**Required work**. Select all lines in the records that include "soiled".

A run of records
•••••
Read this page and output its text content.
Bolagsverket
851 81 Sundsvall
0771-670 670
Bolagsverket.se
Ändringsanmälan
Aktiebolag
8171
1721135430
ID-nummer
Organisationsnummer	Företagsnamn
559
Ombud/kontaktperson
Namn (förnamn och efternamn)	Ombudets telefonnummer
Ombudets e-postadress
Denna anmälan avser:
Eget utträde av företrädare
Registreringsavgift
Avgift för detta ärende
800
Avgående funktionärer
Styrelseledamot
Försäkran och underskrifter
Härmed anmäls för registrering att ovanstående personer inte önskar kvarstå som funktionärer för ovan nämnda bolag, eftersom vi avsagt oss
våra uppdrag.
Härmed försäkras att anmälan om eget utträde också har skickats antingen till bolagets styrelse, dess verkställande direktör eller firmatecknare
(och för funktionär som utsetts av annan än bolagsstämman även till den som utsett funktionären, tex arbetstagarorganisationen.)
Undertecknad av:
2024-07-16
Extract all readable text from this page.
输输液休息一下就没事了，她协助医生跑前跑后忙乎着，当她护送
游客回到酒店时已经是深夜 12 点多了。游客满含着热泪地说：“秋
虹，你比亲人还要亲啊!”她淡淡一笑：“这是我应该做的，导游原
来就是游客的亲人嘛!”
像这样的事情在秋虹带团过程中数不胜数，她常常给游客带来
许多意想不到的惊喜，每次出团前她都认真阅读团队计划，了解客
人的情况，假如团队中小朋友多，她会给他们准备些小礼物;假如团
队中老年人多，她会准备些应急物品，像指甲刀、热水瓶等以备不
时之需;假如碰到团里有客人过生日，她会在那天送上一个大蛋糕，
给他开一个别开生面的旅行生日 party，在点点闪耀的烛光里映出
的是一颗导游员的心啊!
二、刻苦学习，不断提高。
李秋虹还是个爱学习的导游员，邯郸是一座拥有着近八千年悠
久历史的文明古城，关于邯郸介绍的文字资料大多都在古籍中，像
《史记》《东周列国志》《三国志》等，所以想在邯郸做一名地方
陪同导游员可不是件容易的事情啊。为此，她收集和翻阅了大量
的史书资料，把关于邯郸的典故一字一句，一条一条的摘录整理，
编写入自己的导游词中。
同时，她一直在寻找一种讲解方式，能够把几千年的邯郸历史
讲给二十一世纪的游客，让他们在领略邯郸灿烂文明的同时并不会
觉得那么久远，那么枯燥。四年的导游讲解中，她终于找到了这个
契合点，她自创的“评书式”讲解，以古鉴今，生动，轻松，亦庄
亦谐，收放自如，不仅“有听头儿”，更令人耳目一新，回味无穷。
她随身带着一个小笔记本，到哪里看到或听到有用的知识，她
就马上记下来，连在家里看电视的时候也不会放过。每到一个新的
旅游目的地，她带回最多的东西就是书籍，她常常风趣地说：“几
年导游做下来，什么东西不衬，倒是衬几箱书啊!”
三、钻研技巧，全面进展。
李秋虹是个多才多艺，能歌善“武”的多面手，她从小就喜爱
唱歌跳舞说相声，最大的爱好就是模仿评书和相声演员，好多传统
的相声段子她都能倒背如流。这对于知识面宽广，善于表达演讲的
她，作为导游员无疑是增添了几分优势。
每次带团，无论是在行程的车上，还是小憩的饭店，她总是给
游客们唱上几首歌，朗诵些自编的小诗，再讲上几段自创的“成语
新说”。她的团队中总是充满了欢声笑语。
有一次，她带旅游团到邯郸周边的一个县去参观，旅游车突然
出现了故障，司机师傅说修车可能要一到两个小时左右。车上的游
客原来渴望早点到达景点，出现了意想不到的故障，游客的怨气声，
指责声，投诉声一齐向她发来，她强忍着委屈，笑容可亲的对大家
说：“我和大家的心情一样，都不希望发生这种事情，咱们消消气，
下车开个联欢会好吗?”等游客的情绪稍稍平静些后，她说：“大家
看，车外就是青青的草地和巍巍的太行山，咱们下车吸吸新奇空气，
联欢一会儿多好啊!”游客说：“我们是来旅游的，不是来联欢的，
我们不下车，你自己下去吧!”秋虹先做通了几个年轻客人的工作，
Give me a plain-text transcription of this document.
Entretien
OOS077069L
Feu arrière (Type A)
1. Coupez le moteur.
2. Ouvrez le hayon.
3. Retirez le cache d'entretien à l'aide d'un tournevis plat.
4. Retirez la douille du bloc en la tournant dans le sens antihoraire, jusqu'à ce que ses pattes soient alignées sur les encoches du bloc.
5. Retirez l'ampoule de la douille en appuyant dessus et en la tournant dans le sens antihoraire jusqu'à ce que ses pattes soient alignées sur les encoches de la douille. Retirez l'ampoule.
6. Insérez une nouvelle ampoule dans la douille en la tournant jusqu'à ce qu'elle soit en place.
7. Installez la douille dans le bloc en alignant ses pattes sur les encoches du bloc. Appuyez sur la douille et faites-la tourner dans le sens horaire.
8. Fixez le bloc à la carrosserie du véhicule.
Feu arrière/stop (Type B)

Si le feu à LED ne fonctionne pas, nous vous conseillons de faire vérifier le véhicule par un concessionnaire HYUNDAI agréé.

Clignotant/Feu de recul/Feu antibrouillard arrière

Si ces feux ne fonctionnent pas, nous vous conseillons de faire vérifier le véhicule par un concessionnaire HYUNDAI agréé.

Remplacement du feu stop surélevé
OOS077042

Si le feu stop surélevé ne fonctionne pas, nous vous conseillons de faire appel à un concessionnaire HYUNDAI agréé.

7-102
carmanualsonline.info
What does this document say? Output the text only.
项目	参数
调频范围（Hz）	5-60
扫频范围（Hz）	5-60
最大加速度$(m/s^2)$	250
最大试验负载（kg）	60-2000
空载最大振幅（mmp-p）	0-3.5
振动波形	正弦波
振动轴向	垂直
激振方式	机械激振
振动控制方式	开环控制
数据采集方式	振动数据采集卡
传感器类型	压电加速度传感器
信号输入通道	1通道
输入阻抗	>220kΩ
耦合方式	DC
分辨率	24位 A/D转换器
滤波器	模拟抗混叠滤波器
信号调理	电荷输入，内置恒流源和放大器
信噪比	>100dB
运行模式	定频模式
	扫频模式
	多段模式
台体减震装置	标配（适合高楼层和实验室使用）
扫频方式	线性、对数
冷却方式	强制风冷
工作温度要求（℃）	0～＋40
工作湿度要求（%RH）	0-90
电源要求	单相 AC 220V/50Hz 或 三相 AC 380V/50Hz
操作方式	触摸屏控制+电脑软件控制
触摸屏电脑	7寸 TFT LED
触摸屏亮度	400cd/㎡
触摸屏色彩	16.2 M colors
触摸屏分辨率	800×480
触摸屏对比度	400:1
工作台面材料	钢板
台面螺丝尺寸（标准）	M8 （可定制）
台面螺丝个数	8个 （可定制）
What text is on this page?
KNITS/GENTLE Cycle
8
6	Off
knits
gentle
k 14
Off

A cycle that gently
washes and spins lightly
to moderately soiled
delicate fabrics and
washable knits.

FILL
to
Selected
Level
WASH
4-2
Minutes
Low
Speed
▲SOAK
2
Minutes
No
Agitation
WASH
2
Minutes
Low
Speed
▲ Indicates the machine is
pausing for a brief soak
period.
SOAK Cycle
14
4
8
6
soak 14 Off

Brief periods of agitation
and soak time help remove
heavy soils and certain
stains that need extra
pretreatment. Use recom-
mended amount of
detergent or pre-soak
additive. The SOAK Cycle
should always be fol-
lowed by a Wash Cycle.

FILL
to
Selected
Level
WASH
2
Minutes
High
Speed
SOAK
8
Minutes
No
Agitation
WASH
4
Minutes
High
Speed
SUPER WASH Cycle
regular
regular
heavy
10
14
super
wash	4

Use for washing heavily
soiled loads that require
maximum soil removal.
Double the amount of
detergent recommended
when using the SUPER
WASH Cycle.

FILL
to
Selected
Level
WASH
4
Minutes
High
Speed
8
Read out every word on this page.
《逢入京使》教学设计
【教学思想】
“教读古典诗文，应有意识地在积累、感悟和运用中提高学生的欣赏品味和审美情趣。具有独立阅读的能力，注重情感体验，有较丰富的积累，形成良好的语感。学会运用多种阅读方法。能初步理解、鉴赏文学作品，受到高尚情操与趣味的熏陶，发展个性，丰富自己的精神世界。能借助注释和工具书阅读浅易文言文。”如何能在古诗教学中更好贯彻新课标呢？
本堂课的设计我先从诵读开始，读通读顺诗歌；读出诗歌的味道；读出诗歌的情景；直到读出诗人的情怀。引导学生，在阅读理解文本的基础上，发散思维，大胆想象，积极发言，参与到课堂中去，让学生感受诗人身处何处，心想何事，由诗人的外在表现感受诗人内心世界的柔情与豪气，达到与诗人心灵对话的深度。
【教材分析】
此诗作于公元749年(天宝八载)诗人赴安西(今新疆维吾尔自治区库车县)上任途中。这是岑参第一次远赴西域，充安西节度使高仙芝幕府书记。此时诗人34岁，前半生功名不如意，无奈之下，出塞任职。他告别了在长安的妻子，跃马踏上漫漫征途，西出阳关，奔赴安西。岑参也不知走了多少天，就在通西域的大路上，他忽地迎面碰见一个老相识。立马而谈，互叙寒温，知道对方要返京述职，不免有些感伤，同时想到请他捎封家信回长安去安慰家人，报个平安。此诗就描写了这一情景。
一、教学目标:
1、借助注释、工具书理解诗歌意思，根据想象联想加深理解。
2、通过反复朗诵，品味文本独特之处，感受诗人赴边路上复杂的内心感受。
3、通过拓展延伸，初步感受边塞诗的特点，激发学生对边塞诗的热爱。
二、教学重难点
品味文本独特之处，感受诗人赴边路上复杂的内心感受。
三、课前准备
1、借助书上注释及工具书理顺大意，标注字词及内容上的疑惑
•••••
**Problem solution**.
to moderately soiled
soiled loads that require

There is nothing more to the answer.